• **Problem to solve**: Below is a block of records; repeat each one exactly.
+ + + + +
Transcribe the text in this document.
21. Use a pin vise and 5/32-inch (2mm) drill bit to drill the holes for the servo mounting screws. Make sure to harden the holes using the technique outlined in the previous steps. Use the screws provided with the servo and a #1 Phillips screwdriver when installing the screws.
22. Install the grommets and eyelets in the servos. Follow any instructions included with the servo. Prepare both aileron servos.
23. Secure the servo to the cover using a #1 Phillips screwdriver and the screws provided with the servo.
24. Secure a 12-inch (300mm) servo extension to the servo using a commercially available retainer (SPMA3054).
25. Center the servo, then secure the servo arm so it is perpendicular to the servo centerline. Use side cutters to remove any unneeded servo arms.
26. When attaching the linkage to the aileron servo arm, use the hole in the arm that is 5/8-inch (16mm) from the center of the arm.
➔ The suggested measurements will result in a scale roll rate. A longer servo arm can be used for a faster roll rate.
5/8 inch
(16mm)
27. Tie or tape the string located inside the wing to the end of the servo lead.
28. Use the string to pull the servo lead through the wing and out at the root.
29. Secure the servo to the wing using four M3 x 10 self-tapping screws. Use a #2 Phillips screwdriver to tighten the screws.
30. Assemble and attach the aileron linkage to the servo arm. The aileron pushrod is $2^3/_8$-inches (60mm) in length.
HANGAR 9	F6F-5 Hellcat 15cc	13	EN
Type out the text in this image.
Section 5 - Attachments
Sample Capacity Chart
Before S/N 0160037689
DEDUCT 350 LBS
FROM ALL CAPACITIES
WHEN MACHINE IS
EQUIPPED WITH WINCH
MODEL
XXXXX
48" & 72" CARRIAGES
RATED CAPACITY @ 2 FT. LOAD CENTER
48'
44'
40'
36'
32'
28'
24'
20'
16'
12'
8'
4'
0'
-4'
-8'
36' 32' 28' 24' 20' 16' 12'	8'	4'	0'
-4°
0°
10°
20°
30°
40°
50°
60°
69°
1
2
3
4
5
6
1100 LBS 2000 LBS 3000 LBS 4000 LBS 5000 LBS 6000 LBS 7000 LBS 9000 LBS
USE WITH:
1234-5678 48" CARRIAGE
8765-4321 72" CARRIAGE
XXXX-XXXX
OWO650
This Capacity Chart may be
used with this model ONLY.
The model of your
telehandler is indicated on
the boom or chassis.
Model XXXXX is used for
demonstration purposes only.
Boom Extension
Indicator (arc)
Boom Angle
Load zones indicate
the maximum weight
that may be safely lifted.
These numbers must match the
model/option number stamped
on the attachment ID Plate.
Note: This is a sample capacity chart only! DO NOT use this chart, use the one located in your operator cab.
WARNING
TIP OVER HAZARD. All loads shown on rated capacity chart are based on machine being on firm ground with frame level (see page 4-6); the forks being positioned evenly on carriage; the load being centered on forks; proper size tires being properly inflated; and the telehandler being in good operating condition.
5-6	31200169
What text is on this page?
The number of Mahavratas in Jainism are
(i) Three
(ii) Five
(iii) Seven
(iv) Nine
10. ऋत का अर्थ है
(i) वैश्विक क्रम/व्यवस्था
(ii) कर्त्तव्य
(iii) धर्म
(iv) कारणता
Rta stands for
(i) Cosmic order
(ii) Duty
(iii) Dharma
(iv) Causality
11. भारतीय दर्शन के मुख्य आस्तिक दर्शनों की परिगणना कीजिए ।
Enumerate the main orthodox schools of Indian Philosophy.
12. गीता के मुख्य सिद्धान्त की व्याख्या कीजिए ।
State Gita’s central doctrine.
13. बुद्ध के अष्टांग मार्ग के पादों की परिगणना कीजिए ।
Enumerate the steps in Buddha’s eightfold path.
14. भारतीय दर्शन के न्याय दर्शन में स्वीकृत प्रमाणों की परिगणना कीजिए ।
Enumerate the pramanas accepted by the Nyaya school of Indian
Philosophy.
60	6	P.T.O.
+ + + + +
• **Correct answer**:
Transcribe the text in this document.
21. Use a pin vise and 5/32-inch (2mm) drill bit to drill the holes for the servo mounting screws. Make sure to harden the holes using the technique outlined in the previous steps. Use the screws provided with the servo and a #1 Phillips screwdriver when installing the screws.
22. Install the grommets and eyelets in the servos. Follow any instructions included with the servo. Prepare both aileron servos.
23. Secure the servo to the cover using a #1 Phillips screwdriver and the screws provided with the servo.
24. Secure a 12-inch (300mm) servo extension to the servo using a commercially available retainer (SPMA3054).
25. Center the servo, then secure the servo arm so it is perpendicular to the servo centerline. Use side cutters to remove any unneeded servo arms.
26. When attaching the linkage to the aileron servo arm, use the hole in the arm that is 5/8-inch (16mm) from the center of the arm.
➔ The suggested measurements will result in a scale roll rate. A longer servo arm can be used for a faster roll rate.
5/8 inch
(16mm)
27. Tie or tape the string located inside the wing to the end of the servo lead.
28. Use the string to pull the servo lead through the wing and out at the root.
29. Secure the servo to the wing using four M3 x 10 self-tapping screws. Use a #2 Phillips screwdriver to tighten the screws.
30. Assemble and attach the aileron linkage to the servo arm. The aileron pushrod is $2^3/_8$-inches (60mm) in length.
HANGAR 9	F6F-5 Hellcat 15cc	13	EN
Type out the text in this image.
Section 5 - Attachments
Sample Capacity Chart
Before S/N 0160037689
DEDUCT 350 LBS
FROM ALL CAPACITIES
WHEN MACHINE IS
EQUIPPED WITH WINCH
MODEL
XXXXX
48" & 72" CARRIAGES
RATED CAPACITY @ 2 FT. LOAD CENTER
48'
44'
40'
36'
32'
28'
24'
20'
16'
12'
8'
4'
0'
-4'
-8'
36' 32' 28' 24' 20' 16' 12'	8'	4'	0'
-4°
0°
10°
20°
30°
40°
50°
60°
69°
1
2
3
4
5
6
1100 LBS 2000 LBS 3000 LBS 4000 LBS 5000 LBS 6000 LBS 7000 LBS 9000 LBS
USE WITH:
1234-5678 48" CARRIAGE
8765-4321 72" CARRIAGE
XXXX-XXXX
OWO650
This Capacity Chart may be
used with this model ONLY.
The model of your
telehandler is indicated on
the boom or chassis.
Model XXXXX is used for
demonstration purposes only.
Boom Extension
Indicator (arc)
Boom Angle
Load zones indicate
the maximum weight
that may be safely lifted.
These numbers must match the
model/option number stamped
on the attachment ID Plate.
Note: This is a sample capacity chart only! DO NOT use this chart, use the one located in your operator cab.
WARNING
TIP OVER HAZARD. All loads shown on rated capacity chart are based on machine being on firm ground with frame level (see page 4-6); the forks being positioned evenly on carriage; the load being centered on forks; proper size tires being properly inflated; and the telehandler being in good operating condition.
5-6	31200169
What text is on this page?
The number of Mahavratas in Jainism are
(i) Three
(ii) Five
(iii) Seven
(iv) Nine
10. ऋत का अर्थ है
(i) वैश्विक क्रम/व्यवस्था
(ii) कर्त्तव्य
(iii) धर्म
(iv) कारणता
Rta stands for
(i) Cosmic order
(ii) Duty
(iii) Dharma
(iv) Causality
11. भारतीय दर्शन के मुख्य आस्तिक दर्शनों की परिगणना कीजिए ।
Enumerate the main orthodox schools of Indian Philosophy.
12. गीता के मुख्य सिद्धान्त की व्याख्या कीजिए ।
State Gita’s central doctrine.
13. बुद्ध के अष्टांग मार्ग के पादों की परिगणना कीजिए ।
Enumerate the steps in Buddha’s eightfold path.
14. भारतीय दर्शन के न्याय दर्शन में स्वीकृत प्रमाणों की परिगणना कीजिए ।
Enumerate the pramanas accepted by the Nyaya school of Indian
Philosophy.
60	6	P.T.O.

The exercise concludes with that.